(Structured figure records)
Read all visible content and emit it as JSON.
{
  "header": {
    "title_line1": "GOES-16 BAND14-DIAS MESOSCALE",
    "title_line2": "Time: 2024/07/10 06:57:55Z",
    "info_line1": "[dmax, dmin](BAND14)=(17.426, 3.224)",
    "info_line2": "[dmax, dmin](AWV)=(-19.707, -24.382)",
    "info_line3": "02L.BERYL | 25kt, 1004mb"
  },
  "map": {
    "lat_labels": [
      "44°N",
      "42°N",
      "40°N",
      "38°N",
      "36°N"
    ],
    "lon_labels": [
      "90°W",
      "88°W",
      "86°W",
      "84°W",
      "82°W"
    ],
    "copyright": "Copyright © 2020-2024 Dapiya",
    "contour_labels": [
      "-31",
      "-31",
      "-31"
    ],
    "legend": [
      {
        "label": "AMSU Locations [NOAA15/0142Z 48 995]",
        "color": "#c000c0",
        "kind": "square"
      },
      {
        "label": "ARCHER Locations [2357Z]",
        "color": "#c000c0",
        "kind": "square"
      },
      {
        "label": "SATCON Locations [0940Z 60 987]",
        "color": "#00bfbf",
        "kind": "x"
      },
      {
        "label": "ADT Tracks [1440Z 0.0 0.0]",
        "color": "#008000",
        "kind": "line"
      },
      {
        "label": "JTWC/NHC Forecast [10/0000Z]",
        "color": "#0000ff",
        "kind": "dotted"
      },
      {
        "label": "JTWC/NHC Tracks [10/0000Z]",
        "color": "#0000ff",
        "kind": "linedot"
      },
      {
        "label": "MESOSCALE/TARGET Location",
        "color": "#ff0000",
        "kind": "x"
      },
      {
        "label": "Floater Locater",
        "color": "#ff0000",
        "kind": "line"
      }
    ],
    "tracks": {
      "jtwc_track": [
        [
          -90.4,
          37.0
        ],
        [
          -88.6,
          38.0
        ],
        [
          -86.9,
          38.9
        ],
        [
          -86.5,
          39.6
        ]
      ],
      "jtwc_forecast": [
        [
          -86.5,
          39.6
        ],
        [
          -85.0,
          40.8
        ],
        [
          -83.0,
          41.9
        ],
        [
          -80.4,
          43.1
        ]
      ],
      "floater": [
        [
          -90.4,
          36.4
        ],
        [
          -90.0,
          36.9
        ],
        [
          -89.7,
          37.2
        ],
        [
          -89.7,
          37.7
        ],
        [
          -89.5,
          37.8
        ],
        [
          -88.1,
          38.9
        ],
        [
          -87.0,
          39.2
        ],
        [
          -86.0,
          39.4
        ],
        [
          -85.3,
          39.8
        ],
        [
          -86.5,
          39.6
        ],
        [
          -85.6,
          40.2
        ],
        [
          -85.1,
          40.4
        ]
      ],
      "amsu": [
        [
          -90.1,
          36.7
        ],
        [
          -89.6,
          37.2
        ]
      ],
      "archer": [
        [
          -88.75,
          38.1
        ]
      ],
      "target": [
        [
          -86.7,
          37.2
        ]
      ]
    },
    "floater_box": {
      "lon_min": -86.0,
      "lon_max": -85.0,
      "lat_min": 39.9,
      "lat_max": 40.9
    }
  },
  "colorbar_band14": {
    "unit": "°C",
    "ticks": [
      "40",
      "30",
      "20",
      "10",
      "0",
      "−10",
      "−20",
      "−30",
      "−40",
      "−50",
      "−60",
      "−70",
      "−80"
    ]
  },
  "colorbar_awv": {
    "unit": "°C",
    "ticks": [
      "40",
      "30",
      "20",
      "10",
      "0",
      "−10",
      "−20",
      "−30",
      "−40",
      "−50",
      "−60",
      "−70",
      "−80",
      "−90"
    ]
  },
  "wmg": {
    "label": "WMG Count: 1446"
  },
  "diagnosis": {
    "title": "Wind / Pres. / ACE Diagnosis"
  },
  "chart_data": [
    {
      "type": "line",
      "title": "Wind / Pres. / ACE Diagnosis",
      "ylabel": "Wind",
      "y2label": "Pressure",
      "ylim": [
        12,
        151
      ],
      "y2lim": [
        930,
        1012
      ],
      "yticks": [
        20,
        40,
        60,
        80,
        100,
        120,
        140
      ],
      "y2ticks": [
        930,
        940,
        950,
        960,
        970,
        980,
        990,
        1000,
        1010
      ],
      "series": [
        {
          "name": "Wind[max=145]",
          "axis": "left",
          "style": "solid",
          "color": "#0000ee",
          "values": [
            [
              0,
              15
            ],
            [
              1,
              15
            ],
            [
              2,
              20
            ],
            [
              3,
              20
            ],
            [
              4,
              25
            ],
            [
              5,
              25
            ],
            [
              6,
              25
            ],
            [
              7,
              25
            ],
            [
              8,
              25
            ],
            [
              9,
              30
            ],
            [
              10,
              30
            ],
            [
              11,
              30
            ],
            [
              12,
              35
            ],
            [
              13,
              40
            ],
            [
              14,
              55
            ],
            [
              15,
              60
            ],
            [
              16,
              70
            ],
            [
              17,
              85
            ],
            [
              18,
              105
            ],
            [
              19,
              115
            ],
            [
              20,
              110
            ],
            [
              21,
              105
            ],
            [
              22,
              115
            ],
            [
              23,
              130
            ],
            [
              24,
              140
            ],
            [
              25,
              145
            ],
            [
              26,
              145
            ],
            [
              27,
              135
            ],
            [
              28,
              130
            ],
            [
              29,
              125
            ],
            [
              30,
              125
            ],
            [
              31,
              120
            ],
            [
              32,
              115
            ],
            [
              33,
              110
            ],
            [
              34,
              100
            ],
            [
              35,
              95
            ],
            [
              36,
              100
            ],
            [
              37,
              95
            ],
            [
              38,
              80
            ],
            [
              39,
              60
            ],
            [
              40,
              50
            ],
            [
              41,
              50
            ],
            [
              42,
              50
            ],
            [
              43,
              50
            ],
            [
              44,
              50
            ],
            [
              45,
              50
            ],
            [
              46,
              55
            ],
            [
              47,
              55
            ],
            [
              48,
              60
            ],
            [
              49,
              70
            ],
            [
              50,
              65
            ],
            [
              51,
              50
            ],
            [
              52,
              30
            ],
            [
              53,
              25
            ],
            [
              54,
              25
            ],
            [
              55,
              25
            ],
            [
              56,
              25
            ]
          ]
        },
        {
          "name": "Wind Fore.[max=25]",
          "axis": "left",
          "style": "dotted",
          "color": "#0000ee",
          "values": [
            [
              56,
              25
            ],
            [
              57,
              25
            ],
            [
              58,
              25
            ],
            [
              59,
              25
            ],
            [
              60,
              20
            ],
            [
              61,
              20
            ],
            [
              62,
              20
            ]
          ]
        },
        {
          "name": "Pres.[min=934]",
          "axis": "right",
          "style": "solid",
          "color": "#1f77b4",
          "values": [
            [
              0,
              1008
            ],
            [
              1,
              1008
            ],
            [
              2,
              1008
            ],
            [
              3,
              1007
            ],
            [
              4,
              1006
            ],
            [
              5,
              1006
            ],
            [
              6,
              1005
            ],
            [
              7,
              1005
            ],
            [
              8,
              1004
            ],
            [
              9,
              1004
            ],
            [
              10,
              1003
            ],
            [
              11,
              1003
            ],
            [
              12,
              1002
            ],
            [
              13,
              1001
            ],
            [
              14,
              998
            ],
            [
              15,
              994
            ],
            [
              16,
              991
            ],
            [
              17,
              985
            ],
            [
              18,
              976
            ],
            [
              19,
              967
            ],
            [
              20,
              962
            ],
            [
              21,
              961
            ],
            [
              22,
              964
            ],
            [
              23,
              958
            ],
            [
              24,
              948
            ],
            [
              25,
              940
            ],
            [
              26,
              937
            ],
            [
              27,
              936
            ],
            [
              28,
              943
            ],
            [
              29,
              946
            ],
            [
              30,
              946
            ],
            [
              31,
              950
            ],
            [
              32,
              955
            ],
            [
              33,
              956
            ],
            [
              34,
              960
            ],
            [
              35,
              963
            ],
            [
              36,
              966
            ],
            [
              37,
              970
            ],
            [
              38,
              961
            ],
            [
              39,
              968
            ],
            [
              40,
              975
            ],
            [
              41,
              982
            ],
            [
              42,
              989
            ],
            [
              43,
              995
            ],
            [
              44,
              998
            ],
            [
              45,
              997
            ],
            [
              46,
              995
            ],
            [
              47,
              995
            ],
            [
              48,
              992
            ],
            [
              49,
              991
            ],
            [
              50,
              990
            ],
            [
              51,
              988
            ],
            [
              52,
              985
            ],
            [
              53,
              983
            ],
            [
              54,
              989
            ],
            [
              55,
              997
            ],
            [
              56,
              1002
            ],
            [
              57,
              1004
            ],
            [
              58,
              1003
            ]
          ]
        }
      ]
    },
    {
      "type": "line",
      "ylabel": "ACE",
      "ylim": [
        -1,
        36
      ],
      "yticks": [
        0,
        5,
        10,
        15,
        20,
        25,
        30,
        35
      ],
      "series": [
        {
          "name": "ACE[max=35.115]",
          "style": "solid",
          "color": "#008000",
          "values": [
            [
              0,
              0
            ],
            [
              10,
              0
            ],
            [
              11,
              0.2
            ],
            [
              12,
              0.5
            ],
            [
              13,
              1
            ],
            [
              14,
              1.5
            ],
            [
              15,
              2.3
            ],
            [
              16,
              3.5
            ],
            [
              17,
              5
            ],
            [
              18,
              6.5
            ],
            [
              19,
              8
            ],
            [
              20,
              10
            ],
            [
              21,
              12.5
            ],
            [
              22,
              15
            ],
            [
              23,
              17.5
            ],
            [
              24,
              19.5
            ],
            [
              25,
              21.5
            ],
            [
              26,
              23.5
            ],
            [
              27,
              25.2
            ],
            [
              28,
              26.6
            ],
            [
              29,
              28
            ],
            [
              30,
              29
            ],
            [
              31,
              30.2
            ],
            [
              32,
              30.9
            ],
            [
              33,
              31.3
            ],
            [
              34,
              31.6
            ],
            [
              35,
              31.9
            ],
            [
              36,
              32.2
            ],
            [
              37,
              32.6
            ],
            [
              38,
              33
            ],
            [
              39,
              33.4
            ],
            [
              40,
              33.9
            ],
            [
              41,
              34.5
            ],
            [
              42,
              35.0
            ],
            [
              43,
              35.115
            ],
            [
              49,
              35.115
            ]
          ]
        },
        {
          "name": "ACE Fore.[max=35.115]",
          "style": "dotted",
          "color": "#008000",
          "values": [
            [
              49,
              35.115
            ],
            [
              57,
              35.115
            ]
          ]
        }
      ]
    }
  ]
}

→ Aim:
List all lines holding the string "name".

→ Task solution:
          "name": "Wind[max=145]",
          "name": "Wind Fore.[max=25]",
          "name": "Pres.[min=934]",
          "name": "ACE[max=35.115]",
          "name": "ACE Fore.[max=35.115]",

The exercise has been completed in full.